[Begin EXERCISE INPUTS]

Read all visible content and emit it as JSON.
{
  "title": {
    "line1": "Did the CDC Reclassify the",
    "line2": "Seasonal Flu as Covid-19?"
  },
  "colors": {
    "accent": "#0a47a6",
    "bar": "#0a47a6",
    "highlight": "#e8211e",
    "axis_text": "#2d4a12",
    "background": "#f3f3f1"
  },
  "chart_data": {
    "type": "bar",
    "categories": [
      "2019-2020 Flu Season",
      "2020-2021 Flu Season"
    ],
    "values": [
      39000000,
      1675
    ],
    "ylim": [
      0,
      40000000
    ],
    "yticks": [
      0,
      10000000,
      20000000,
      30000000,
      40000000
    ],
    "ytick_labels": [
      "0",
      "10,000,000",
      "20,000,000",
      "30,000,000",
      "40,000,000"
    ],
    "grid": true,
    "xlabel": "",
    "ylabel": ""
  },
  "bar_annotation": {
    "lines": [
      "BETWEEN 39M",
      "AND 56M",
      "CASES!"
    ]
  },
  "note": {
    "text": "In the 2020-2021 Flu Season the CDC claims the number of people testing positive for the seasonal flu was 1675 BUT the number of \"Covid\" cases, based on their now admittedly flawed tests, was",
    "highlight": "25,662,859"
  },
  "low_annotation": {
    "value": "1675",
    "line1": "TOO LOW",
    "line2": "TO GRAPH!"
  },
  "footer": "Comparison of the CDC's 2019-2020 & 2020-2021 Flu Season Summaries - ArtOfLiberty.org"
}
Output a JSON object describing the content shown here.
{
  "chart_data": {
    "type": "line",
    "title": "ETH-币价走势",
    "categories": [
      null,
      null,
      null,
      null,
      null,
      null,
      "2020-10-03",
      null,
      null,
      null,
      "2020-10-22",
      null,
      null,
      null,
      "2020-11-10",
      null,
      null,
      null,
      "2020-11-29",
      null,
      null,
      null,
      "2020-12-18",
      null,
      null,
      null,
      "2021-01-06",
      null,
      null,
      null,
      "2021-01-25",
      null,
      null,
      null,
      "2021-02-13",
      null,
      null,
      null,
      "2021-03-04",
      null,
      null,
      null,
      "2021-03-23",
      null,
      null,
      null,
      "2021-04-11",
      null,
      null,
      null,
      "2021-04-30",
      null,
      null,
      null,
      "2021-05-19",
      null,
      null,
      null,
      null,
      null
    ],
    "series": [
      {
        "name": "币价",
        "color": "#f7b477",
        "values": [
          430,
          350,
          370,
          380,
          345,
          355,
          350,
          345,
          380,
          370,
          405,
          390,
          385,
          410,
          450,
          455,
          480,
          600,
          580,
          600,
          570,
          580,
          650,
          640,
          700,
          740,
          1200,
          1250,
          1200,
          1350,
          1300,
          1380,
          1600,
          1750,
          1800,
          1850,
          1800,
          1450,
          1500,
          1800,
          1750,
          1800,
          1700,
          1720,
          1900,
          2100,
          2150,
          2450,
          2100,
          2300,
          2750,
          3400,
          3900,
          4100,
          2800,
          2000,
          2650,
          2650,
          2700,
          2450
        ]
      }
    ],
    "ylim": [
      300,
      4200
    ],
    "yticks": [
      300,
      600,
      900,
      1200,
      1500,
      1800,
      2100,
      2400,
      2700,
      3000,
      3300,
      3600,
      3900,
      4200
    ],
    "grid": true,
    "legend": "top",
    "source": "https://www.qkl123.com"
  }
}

[End EXERCISE INPUTS]

-- TO DO --
Copy the data above exactly. Every line must be included.

-- SOLUTION TO THIS EXERCISE --
Read all visible content and emit it as JSON.
{
  "title": {
    "line1": "Did the CDC Reclassify the",
    "line2": "Seasonal Flu as Covid-19?"
  },
  "colors": {
    "accent": "#0a47a6",
    "bar": "#0a47a6",
    "highlight": "#e8211e",
    "axis_text": "#2d4a12",
    "background": "#f3f3f1"
  },
  "chart_data": {
    "type": "bar",
    "categories": [
      "2019-2020 Flu Season",
      "2020-2021 Flu Season"
    ],
    "values": [
      39000000,
      1675
    ],
    "ylim": [
      0,
      40000000
    ],
    "yticks": [
      0,
      10000000,
      20000000,
      30000000,
      40000000
    ],
    "ytick_labels": [
      "0",
      "10,000,000",
      "20,000,000",
      "30,000,000",
      "40,000,000"
    ],
    "grid": true,
    "xlabel": "",
    "ylabel": ""
  },
  "bar_annotation": {
    "lines": [
      "BETWEEN 39M",
      "AND 56M",
      "CASES!"
    ]
  },
  "note": {
    "text": "In the 2020-2021 Flu Season the CDC claims the number of people testing positive for the seasonal flu was 1675 BUT the number of \"Covid\" cases, based on their now admittedly flawed tests, was",
    "highlight": "25,662,859"
  },
  "low_annotation": {
    "value": "1675",
    "line1": "TOO LOW",
    "line2": "TO GRAPH!"
  },
  "footer": "Comparison of the CDC's 2019-2020 & 2020-2021 Flu Season Summaries - ArtOfLiberty.org"
}
Output a JSON object describing the content shown here.
{
  "chart_data": {
    "type": "line",
    "title": "ETH-币价走势",
    "categories": [
      null,
      null,
      null,
      null,
      null,
      null,
      "2020-10-03",
      null,
      null,
      null,
      "2020-10-22",
      null,
      null,
      null,
      "2020-11-10",
      null,
      null,
      null,
      "2020-11-29",
      null,
      null,
      null,
      "2020-12-18",
      null,
      null,
      null,
      "2021-01-06",
      null,
      null,
      null,
      "2021-01-25",
      null,
      null,
      null,
      "2021-02-13",
      null,
      null,
      null,
      "2021-03-04",
      null,
      null,
      null,
      "2021-03-23",
      null,
      null,
      null,
      "2021-04-11",
      null,
      null,
      null,
      "2021-04-30",
      null,
      null,
      null,
      "2021-05-19",
      null,
      null,
      null,
      null,
      null
    ],
    "series": [
      {
        "name": "币价",
        "color": "#f7b477",
        "values": [
          430,
          350,
          370,
          380,
          345,
          355,
          350,
          345,
          380,
          370,
          405,
          390,
          385,
          410,
          450,
          455,
          480,
          600,
          580,
          600,
          570,
          580,
          650,
          640,
          700,
          740,
          1200,
          1250,
          1200,
          1350,
          1300,
          1380,
          1600,
          1750,
          1800,
          1850,
          1800,
          1450,
          1500,
          1800,
          1750,
          1800,
          1700,
          1720,
          1900,
          2100,
          2150,
          2450,
          2100,
          2300,
          2750,
          3400,
          3900,
          4100,
          2800,
          2000,
          2650,
          2650,
          2700,
          2450
        ]
      }
    ],
    "ylim": [
      300,
      4200
    ],
    "yticks": [
      300,
      600,
      900,
      1200,
      1500,
      1800,
      2100,
      2400,
      2700,
      3000,
      3300,
      3600,
      3900,
      4200
    ],
    "grid": true,
    "legend": "top",
    "source": "https://www.qkl123.com"
  }
}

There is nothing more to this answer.